Stored items:
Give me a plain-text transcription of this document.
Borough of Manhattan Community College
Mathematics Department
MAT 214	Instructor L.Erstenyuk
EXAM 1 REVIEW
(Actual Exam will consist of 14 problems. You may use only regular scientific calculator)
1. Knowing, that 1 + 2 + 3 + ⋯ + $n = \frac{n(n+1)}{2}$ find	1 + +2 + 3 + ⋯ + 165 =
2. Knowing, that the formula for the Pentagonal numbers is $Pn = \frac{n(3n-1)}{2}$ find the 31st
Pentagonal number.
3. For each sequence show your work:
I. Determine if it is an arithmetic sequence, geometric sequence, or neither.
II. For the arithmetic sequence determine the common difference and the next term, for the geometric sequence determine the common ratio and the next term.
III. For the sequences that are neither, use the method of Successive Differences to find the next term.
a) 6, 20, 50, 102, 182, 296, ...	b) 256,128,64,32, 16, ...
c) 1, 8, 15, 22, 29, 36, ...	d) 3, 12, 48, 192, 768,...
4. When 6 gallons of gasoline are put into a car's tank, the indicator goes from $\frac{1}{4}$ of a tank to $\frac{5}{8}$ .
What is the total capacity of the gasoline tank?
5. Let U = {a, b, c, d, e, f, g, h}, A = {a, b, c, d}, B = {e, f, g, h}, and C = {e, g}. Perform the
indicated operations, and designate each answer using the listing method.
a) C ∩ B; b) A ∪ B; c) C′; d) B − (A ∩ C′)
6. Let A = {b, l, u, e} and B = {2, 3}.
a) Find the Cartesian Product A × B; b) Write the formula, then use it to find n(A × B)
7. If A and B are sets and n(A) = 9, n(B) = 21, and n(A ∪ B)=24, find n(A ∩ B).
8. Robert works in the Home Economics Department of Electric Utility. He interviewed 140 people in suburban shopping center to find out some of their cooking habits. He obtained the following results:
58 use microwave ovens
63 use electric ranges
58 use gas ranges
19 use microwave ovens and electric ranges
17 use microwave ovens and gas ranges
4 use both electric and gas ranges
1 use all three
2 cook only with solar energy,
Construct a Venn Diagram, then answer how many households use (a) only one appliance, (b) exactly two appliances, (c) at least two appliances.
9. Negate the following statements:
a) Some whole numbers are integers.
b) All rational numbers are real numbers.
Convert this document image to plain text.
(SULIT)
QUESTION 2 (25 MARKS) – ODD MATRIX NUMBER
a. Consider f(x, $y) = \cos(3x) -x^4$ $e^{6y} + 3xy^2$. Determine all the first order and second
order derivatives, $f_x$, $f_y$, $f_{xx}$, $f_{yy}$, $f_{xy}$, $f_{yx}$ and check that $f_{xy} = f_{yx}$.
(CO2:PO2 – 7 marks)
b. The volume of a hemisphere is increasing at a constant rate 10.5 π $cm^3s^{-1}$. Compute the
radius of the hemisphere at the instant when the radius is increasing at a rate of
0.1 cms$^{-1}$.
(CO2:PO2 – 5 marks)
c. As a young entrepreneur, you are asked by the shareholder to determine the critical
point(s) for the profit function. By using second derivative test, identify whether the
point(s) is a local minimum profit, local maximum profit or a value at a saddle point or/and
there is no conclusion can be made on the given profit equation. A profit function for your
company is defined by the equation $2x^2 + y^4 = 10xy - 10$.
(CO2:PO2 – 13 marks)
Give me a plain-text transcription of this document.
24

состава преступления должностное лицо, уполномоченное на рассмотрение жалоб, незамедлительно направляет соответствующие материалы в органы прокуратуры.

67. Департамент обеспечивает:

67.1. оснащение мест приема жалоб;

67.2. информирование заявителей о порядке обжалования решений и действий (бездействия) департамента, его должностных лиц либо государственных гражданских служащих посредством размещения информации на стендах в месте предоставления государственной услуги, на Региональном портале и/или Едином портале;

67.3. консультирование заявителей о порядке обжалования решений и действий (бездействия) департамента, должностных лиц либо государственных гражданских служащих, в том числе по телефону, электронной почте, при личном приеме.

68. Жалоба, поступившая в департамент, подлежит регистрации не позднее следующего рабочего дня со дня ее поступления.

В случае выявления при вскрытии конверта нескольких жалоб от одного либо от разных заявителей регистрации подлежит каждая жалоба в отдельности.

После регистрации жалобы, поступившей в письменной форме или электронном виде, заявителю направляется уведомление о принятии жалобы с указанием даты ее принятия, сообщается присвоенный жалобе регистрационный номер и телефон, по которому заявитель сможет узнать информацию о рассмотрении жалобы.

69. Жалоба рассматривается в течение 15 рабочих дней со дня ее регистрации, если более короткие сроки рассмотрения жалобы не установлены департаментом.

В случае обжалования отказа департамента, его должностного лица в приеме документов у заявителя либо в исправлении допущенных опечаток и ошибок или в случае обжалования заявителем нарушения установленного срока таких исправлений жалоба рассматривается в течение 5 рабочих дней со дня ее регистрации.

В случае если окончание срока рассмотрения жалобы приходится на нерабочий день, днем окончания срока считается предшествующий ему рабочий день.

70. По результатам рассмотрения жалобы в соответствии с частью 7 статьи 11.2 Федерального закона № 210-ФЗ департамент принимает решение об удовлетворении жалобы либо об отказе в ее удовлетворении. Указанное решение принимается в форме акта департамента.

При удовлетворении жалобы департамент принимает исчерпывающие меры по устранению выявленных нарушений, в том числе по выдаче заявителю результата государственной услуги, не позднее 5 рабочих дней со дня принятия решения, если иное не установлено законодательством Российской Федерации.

[GIVEN PROBLEM] Find every line in the records that has the string "должностных", then state how many there are and nothing else.

[REPLY TO THE TASK] 2